-- Begin --

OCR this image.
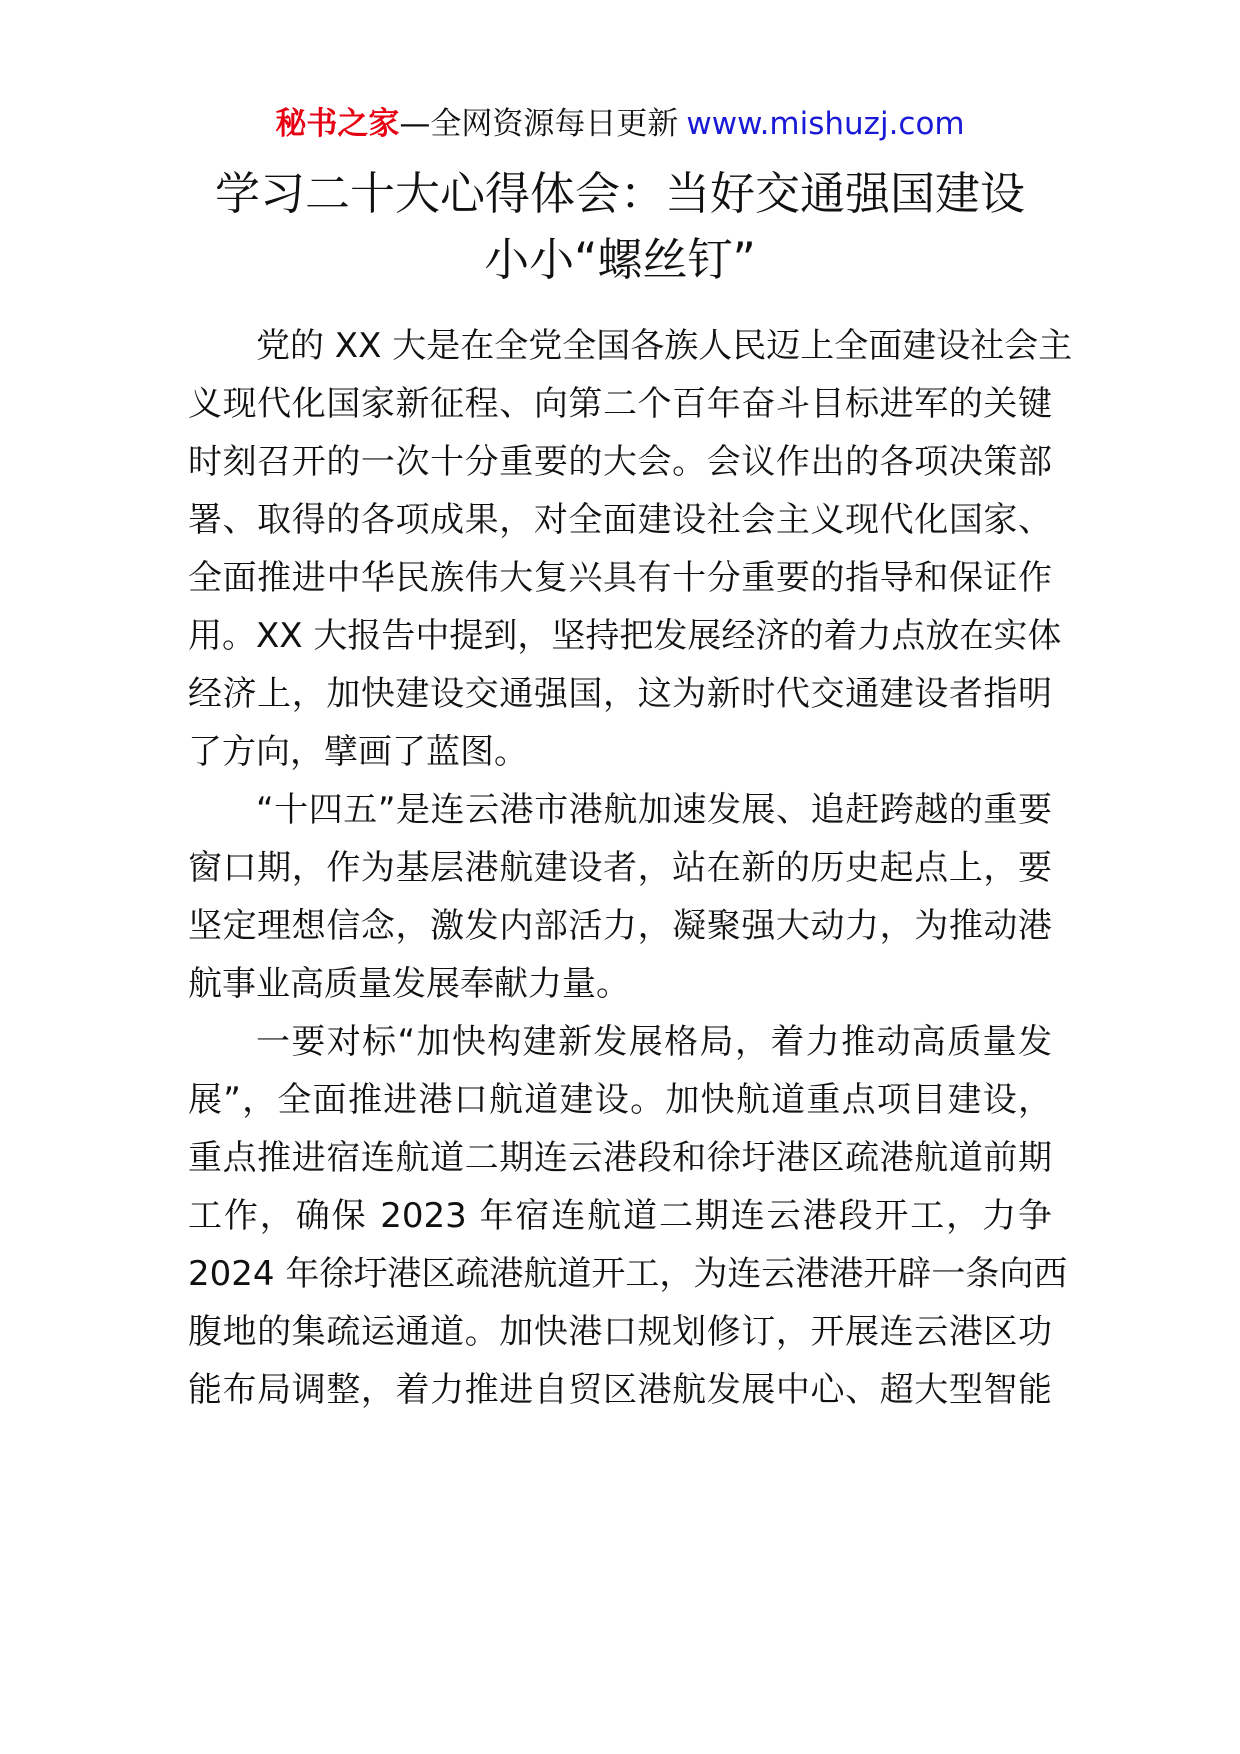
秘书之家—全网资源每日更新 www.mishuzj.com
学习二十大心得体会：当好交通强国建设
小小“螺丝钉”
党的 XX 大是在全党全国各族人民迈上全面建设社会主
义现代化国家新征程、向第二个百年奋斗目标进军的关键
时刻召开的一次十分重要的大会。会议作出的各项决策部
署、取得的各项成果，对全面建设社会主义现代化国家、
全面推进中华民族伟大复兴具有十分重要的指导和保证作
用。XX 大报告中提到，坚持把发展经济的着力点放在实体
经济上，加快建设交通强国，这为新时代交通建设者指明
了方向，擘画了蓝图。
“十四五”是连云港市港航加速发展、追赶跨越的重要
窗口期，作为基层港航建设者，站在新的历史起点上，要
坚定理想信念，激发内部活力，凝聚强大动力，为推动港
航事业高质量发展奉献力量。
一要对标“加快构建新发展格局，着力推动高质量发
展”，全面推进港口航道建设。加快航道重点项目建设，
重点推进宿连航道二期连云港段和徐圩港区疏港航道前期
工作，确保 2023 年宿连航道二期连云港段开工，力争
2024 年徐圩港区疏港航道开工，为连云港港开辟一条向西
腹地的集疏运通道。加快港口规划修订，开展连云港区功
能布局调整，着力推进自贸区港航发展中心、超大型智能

-- End --

Quote all the lines above exactly as given. Do not include the pictures.

OCR this image.
秘书之家—全网资源每日更新 www.mishuzj.com
学习二十大心得体会：当好交通强国建设
小小“螺丝钉”
党的 XX 大是在全党全国各族人民迈上全面建设社会主
义现代化国家新征程、向第二个百年奋斗目标进军的关键
时刻召开的一次十分重要的大会。会议作出的各项决策部
署、取得的各项成果，对全面建设社会主义现代化国家、
全面推进中华民族伟大复兴具有十分重要的指导和保证作
用。XX 大报告中提到，坚持把发展经济的着力点放在实体
经济上，加快建设交通强国，这为新时代交通建设者指明
了方向，擘画了蓝图。
“十四五”是连云港市港航加速发展、追赶跨越的重要
窗口期，作为基层港航建设者，站在新的历史起点上，要
坚定理想信念，激发内部活力，凝聚强大动力，为推动港
航事业高质量发展奉献力量。
一要对标“加快构建新发展格局，着力推动高质量发
展”，全面推进港口航道建设。加快航道重点项目建设，
重点推进宿连航道二期连云港段和徐圩港区疏港航道前期
工作，确保 2023 年宿连航道二期连云港段开工，力争
2024 年徐圩港区疏港航道开工，为连云港港开辟一条向西
腹地的集疏运通道。加快港口规划修订，开展连云港区功
能布局调整，着力推进自贸区港航发展中心、超大型智能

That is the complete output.